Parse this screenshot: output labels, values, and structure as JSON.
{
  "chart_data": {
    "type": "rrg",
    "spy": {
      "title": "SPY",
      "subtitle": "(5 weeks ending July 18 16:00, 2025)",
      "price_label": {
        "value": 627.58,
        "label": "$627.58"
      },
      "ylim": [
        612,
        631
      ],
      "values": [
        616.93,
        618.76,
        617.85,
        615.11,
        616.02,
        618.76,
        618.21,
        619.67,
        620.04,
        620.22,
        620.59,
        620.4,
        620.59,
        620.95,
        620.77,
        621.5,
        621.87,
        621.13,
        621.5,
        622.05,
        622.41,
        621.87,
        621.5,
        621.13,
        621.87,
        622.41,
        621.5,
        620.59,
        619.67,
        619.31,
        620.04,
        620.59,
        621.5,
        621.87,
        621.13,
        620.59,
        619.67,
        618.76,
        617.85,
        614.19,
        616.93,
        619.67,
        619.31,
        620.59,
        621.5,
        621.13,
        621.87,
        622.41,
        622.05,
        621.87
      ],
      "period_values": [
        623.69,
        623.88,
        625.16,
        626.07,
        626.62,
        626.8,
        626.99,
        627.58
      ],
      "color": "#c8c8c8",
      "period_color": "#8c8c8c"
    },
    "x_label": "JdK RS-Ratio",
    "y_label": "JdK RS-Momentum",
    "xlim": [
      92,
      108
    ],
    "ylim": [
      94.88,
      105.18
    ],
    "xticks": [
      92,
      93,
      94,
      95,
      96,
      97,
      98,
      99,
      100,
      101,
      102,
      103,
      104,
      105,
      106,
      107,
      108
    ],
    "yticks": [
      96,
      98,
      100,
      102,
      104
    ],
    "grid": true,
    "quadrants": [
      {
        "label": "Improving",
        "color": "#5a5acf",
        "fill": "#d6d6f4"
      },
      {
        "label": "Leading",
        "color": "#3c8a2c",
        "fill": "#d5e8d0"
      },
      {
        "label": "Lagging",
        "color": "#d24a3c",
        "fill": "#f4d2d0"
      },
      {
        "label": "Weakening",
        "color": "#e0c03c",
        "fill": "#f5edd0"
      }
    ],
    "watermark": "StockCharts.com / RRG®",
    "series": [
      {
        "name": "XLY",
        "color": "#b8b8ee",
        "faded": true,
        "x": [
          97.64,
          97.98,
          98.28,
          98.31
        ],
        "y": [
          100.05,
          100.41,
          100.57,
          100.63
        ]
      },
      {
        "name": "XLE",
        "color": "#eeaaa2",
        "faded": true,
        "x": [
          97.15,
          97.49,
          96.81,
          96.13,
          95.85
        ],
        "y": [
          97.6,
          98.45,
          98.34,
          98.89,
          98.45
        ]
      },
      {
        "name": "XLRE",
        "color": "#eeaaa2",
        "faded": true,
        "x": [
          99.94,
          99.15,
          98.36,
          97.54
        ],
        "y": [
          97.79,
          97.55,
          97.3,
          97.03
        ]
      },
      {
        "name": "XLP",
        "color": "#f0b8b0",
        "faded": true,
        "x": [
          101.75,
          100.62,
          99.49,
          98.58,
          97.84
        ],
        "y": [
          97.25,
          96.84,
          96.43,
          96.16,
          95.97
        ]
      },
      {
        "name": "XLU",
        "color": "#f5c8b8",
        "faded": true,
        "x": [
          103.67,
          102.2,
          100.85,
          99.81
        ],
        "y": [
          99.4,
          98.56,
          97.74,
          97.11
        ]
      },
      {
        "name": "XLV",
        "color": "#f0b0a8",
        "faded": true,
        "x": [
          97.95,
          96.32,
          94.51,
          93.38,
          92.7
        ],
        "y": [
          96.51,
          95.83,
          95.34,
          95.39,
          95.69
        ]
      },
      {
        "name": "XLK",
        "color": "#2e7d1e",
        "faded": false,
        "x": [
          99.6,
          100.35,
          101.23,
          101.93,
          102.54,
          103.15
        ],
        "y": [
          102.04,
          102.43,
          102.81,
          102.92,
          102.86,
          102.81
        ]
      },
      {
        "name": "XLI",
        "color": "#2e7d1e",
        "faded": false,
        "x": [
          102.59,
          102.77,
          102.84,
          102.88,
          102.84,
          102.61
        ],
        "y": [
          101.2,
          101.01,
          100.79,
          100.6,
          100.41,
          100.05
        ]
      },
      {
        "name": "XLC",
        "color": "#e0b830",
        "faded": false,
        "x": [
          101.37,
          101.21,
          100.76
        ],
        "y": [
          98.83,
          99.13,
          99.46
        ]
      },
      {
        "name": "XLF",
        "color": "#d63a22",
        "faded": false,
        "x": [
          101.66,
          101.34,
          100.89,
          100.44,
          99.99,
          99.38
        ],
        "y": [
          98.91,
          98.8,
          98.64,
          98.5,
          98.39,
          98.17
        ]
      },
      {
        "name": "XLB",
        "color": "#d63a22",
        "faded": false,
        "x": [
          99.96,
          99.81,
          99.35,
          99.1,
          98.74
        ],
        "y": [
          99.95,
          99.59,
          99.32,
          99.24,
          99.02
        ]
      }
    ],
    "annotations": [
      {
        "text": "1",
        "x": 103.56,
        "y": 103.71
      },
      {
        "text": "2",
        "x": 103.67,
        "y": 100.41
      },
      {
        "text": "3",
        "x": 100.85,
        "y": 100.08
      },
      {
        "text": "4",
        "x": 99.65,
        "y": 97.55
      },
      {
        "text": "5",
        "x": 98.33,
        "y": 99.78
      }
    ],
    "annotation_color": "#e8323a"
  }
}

> [DIRECTIONS FOR THIS TASK] In the material above, how many lines hold the word "name"? Say only the number.

> [FINAL RESULT] 11